REQUIRED TASK: Collect every line below that contains the word "TOBAC".
════════════════
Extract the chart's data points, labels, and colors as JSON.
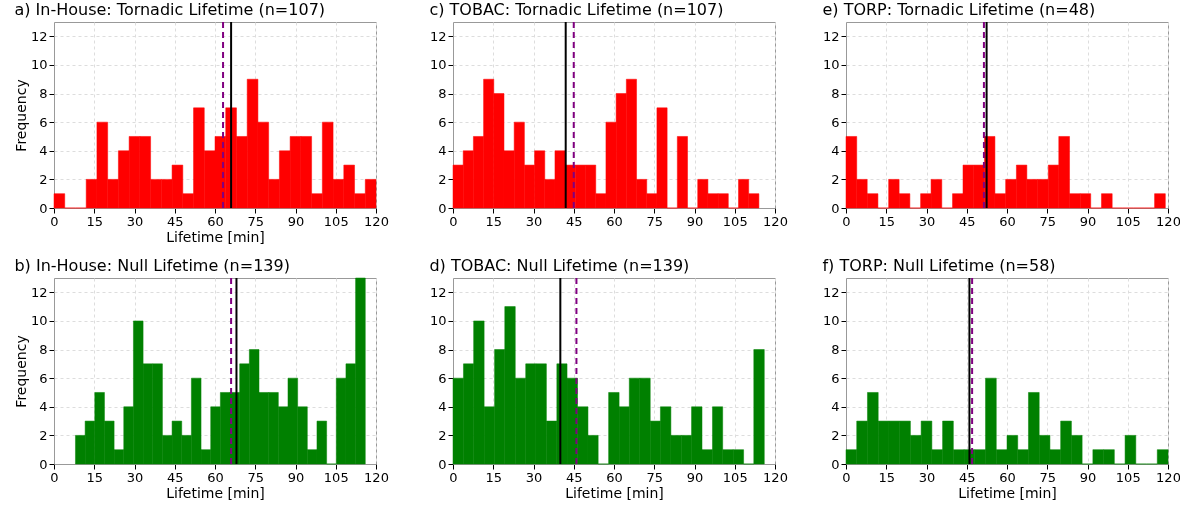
{
  "chart_data": [
    {
      "type": "histogram",
      "title": "a) In-House: Tornadic Lifetime (n=107)",
      "xlabel": "Lifetime [min]",
      "ylabel": "Frequency",
      "color": "#ff0000",
      "bins": [
        0,
        4,
        8,
        12,
        16,
        20,
        24,
        28,
        32,
        36,
        40,
        44,
        48,
        52,
        56,
        60,
        64,
        68,
        72,
        76,
        80,
        84,
        88,
        92,
        96,
        100,
        104,
        108,
        112,
        116,
        120
      ],
      "values": [
        1,
        0,
        0,
        2,
        6,
        2,
        4,
        5,
        5,
        2,
        2,
        3,
        1,
        7,
        4,
        5,
        7,
        5,
        9,
        6,
        2,
        4,
        5,
        5,
        1,
        6,
        2,
        3,
        1,
        2
      ],
      "xlim": [
        0,
        120
      ],
      "xticks": [
        0,
        15,
        30,
        45,
        60,
        75,
        90,
        105,
        120
      ],
      "ylim": [
        0,
        13
      ],
      "yticks": [
        0,
        2,
        4,
        6,
        8,
        10,
        12
      ],
      "grid": true,
      "ref_lines": [
        {
          "axis": "x",
          "value": 63,
          "color": "#800080",
          "line_style": "dashed"
        },
        {
          "axis": "x",
          "value": 66,
          "color": "#000000",
          "line_style": "solid"
        }
      ]
    },
    {
      "type": "histogram",
      "title": "c) TOBAC: Tornadic Lifetime (n=107)",
      "color": "#ff0000",
      "bins": [
        0,
        3.8,
        7.6,
        11.4,
        15.2,
        19,
        22.8,
        26.6,
        30.4,
        34.2,
        38,
        41.8,
        45.6,
        49.4,
        53.2,
        57,
        60.8,
        64.6,
        68.4,
        72.2,
        76,
        79.8,
        83.6,
        87.4,
        91.2,
        95,
        98.8,
        102.6,
        106.4,
        110.2,
        114
      ],
      "values": [
        3,
        4,
        5,
        9,
        8,
        4,
        6,
        3,
        4,
        2,
        4,
        3,
        3,
        3,
        1,
        6,
        8,
        9,
        2,
        1,
        7,
        0,
        5,
        0,
        2,
        1,
        1,
        0,
        2,
        1
      ],
      "xlim": [
        0,
        120
      ],
      "xticks": [
        0,
        15,
        30,
        45,
        60,
        75,
        90,
        105,
        120
      ],
      "ylim": [
        0,
        13
      ],
      "yticks": [
        0,
        2,
        4,
        6,
        8,
        10,
        12
      ],
      "grid": true,
      "ref_lines": [
        {
          "axis": "x",
          "value": 42,
          "color": "#000000",
          "line_style": "solid"
        },
        {
          "axis": "x",
          "value": 45,
          "color": "#800080",
          "line_style": "dashed"
        }
      ]
    },
    {
      "type": "histogram",
      "title": "e) TORP: Tornadic Lifetime (n=48)",
      "color": "#ff0000",
      "bins": [
        0,
        4.0,
        7.9,
        11.9,
        15.9,
        19.8,
        23.8,
        27.8,
        31.7,
        35.7,
        39.7,
        43.6,
        47.6,
        51.6,
        55.5,
        59.5,
        63.5,
        67.4,
        71.4,
        75.4,
        79.3,
        83.3,
        87.3,
        91.2,
        95.2,
        99.2,
        103.1,
        107.1,
        111.1,
        115.0,
        119.0
      ],
      "values": [
        5,
        2,
        1,
        0,
        2,
        1,
        0,
        1,
        2,
        0,
        1,
        3,
        3,
        5,
        1,
        2,
        3,
        2,
        2,
        3,
        5,
        1,
        1,
        0,
        1,
        0,
        0,
        0,
        0,
        1
      ],
      "xlim": [
        0,
        120
      ],
      "xticks": [
        0,
        15,
        30,
        45,
        60,
        75,
        90,
        105,
        120
      ],
      "ylim": [
        0,
        13
      ],
      "yticks": [
        0,
        2,
        4,
        6,
        8,
        10,
        12
      ],
      "grid": true,
      "ref_lines": [
        {
          "axis": "x",
          "value": 51.4,
          "color": "#800080",
          "line_style": "dashed"
        },
        {
          "axis": "x",
          "value": 52.4,
          "color": "#000000",
          "line_style": "solid"
        }
      ]
    },
    {
      "type": "histogram",
      "title": "b) In-House: Null Lifetime (n=139)",
      "xlabel": "Lifetime [min]",
      "ylabel": "Frequency",
      "color": "#008000",
      "bins": [
        8,
        11.6,
        15.2,
        18.8,
        22.4,
        26,
        29.6,
        33.2,
        36.8,
        40.4,
        44,
        47.6,
        51.2,
        54.8,
        58.4,
        62,
        65.6,
        69.2,
        72.8,
        76.4,
        80,
        83.6,
        87.2,
        90.8,
        94.4,
        98,
        101.6,
        105.2,
        108.8,
        112.4,
        116
      ],
      "values": [
        2,
        3,
        5,
        3,
        1,
        4,
        10,
        7,
        7,
        2,
        3,
        2,
        6,
        1,
        4,
        5,
        5,
        7,
        8,
        5,
        5,
        4,
        6,
        4,
        1,
        3,
        0,
        6,
        7,
        13
      ],
      "xlim": [
        0,
        120
      ],
      "xticks": [
        0,
        15,
        30,
        45,
        60,
        75,
        90,
        105,
        120
      ],
      "ylim": [
        0,
        13
      ],
      "yticks": [
        0,
        2,
        4,
        6,
        8,
        10,
        12
      ],
      "grid": true,
      "ref_lines": [
        {
          "axis": "x",
          "value": 66,
          "color": "#800080",
          "line_style": "dashed"
        },
        {
          "axis": "x",
          "value": 68,
          "color": "#000000",
          "line_style": "solid"
        }
      ]
    },
    {
      "type": "histogram",
      "title": "d) TOBAC: Null Lifetime (n=139)",
      "xlabel": "Lifetime [min]",
      "color": "#008000",
      "bins": [
        0,
        3.9,
        7.7,
        11.6,
        15.5,
        19.3,
        23.2,
        27.1,
        30.9,
        34.8,
        38.7,
        42.5,
        46.4,
        50.3,
        54.1,
        58,
        61.9,
        65.7,
        69.6,
        73.5,
        77.3,
        81.2,
        85.1,
        88.9,
        92.8,
        96.7,
        100.5,
        104.4,
        108.3,
        112.1,
        116
      ],
      "values": [
        6,
        7,
        10,
        4,
        8,
        11,
        6,
        7,
        7,
        3,
        7,
        6,
        4,
        2,
        0,
        5,
        4,
        6,
        6,
        3,
        4,
        2,
        2,
        4,
        1,
        4,
        1,
        1,
        0,
        8
      ],
      "xlim": [
        0,
        120
      ],
      "xticks": [
        0,
        15,
        30,
        45,
        60,
        75,
        90,
        105,
        120
      ],
      "ylim": [
        0,
        13
      ],
      "yticks": [
        0,
        2,
        4,
        6,
        8,
        10,
        12
      ],
      "grid": true,
      "ref_lines": [
        {
          "axis": "x",
          "value": 40,
          "color": "#000000",
          "line_style": "solid"
        },
        {
          "axis": "x",
          "value": 46,
          "color": "#800080",
          "line_style": "dashed"
        }
      ]
    },
    {
      "type": "histogram",
      "title": "f) TORP: Null Lifetime (n=58)",
      "xlabel": "Lifetime [min]",
      "color": "#008000",
      "bins": [
        0,
        4,
        8,
        12,
        16,
        20,
        24,
        28,
        32,
        36,
        40,
        44,
        48,
        52,
        56,
        60,
        64,
        68,
        72,
        76,
        80,
        84,
        88,
        92,
        96,
        100,
        104,
        108,
        112,
        116,
        120
      ],
      "values": [
        1,
        3,
        5,
        3,
        3,
        3,
        2,
        3,
        1,
        3,
        1,
        1,
        1,
        6,
        1,
        2,
        1,
        5,
        2,
        1,
        3,
        2,
        0,
        1,
        1,
        0,
        2,
        0,
        0,
        1
      ],
      "xlim": [
        0,
        120
      ],
      "xticks": [
        0,
        15,
        30,
        45,
        60,
        75,
        90,
        105,
        120
      ],
      "ylim": [
        0,
        13
      ],
      "yticks": [
        0,
        2,
        4,
        6,
        8,
        10,
        12
      ],
      "grid": true,
      "ref_lines": [
        {
          "axis": "x",
          "value": 46,
          "color": "#000000",
          "line_style": "solid"
        },
        {
          "axis": "x",
          "value": 47,
          "color": "#800080",
          "line_style": "dashed"
        }
      ]
    }
  ]
}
════════════════
RESPONSE:
      "title": "c) TOBAC: Tornadic Lifetime (n=107)",
      "title": "d) TOBAC: Null Lifetime (n=139)",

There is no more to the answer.